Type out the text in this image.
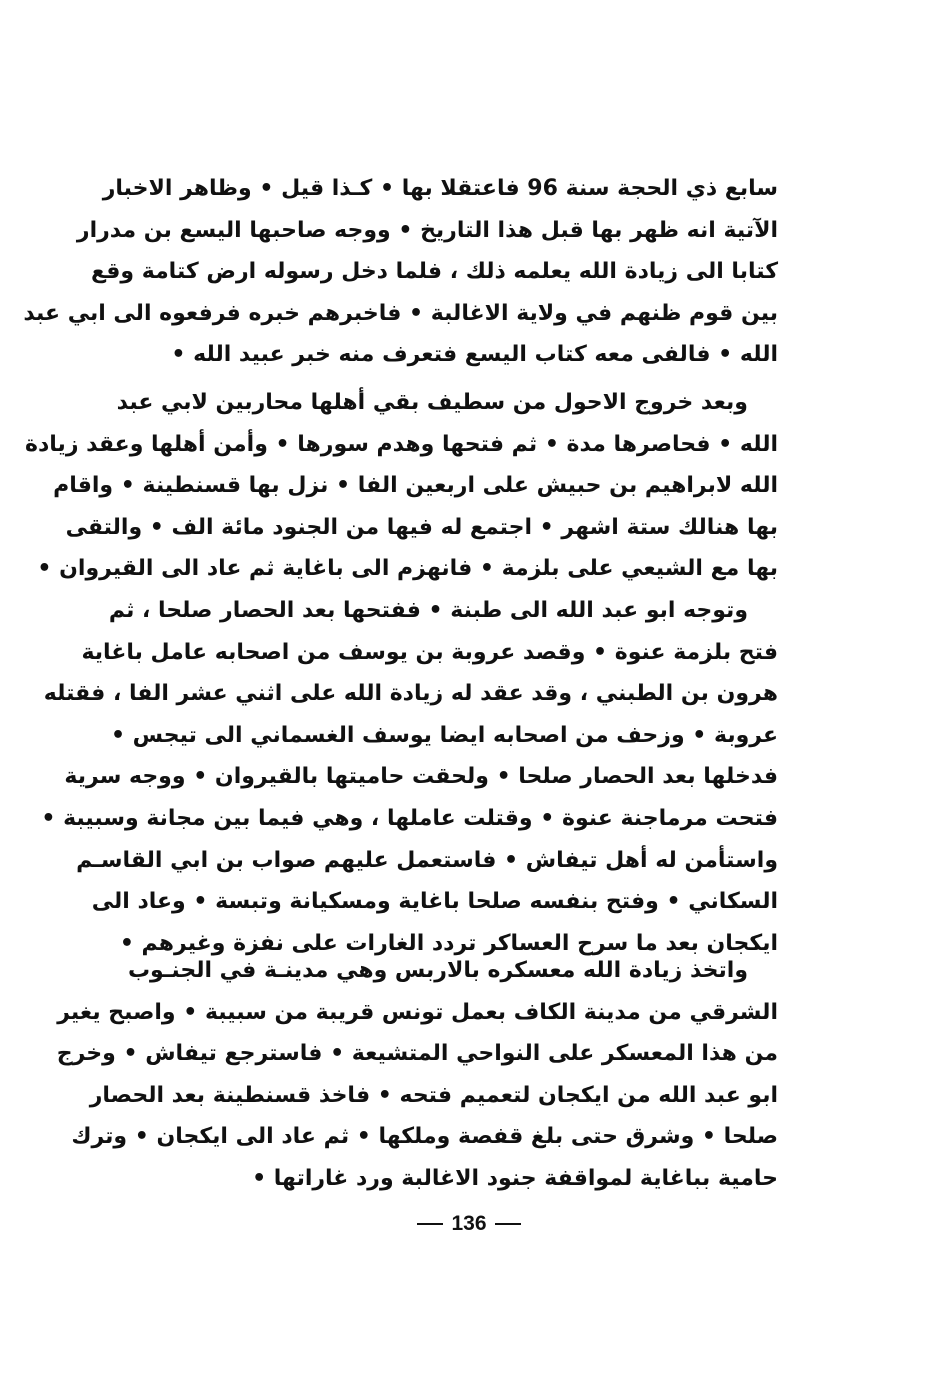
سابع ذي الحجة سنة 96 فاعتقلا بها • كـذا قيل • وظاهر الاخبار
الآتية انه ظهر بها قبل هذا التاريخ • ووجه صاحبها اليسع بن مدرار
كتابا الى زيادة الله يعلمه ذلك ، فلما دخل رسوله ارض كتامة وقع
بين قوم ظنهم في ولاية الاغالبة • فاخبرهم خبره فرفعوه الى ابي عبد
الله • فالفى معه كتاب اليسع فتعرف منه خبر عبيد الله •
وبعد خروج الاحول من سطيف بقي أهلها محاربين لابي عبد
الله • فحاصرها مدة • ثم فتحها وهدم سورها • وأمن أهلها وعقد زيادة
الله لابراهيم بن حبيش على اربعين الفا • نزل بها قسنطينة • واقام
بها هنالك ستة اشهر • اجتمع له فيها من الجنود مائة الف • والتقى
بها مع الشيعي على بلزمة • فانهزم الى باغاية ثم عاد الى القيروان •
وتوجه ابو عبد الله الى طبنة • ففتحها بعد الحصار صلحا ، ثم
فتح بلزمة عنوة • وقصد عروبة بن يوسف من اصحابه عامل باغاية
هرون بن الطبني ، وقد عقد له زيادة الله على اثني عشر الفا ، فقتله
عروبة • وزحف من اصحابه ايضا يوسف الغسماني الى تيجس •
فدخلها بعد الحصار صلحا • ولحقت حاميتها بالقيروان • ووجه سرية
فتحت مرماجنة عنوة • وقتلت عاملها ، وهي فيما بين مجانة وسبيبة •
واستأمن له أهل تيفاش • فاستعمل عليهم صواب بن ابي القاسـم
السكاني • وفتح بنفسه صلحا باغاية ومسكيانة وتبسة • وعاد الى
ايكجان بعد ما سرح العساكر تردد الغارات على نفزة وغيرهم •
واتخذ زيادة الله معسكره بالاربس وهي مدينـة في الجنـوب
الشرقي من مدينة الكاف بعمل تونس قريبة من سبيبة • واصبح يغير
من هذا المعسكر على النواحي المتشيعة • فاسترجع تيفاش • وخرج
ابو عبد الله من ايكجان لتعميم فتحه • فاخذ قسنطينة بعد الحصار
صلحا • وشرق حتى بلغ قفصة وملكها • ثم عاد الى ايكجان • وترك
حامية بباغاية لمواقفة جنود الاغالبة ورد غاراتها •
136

####

Pictures in the records should not appear in your copy, but everything else must be transcribed exactly.

OUTPUT OF THE EXERCISE >>
Type out the text in this image.
سابع ذي الحجة سنة 96 فاعتقلا بها • كـذا قيل • وظاهر الاخبار
الآتية انه ظهر بها قبل هذا التاريخ • ووجه صاحبها اليسع بن مدرار
كتابا الى زيادة الله يعلمه ذلك ، فلما دخل رسوله ارض كتامة وقع
بين قوم ظنهم في ولاية الاغالبة • فاخبرهم خبره فرفعوه الى ابي عبد
الله • فالفى معه كتاب اليسع فتعرف منه خبر عبيد الله •
وبعد خروج الاحول من سطيف بقي أهلها محاربين لابي عبد
الله • فحاصرها مدة • ثم فتحها وهدم سورها • وأمن أهلها وعقد زيادة
الله لابراهيم بن حبيش على اربعين الفا • نزل بها قسنطينة • واقام
بها هنالك ستة اشهر • اجتمع له فيها من الجنود مائة الف • والتقى
بها مع الشيعي على بلزمة • فانهزم الى باغاية ثم عاد الى القيروان •
وتوجه ابو عبد الله الى طبنة • ففتحها بعد الحصار صلحا ، ثم
فتح بلزمة عنوة • وقصد عروبة بن يوسف من اصحابه عامل باغاية
هرون بن الطبني ، وقد عقد له زيادة الله على اثني عشر الفا ، فقتله
عروبة • وزحف من اصحابه ايضا يوسف الغسماني الى تيجس •
فدخلها بعد الحصار صلحا • ولحقت حاميتها بالقيروان • ووجه سرية
فتحت مرماجنة عنوة • وقتلت عاملها ، وهي فيما بين مجانة وسبيبة •
واستأمن له أهل تيفاش • فاستعمل عليهم صواب بن ابي القاسـم
السكاني • وفتح بنفسه صلحا باغاية ومسكيانة وتبسة • وعاد الى
ايكجان بعد ما سرح العساكر تردد الغارات على نفزة وغيرهم •
واتخذ زيادة الله معسكره بالاربس وهي مدينـة في الجنـوب
الشرقي من مدينة الكاف بعمل تونس قريبة من سبيبة • واصبح يغير
من هذا المعسكر على النواحي المتشيعة • فاسترجع تيفاش • وخرج
ابو عبد الله من ايكجان لتعميم فتحه • فاخذ قسنطينة بعد الحصار
صلحا • وشرق حتى بلغ قفصة وملكها • ثم عاد الى ايكجان • وترك
حامية بباغاية لمواقفة جنود الاغالبة ورد غاراتها •
136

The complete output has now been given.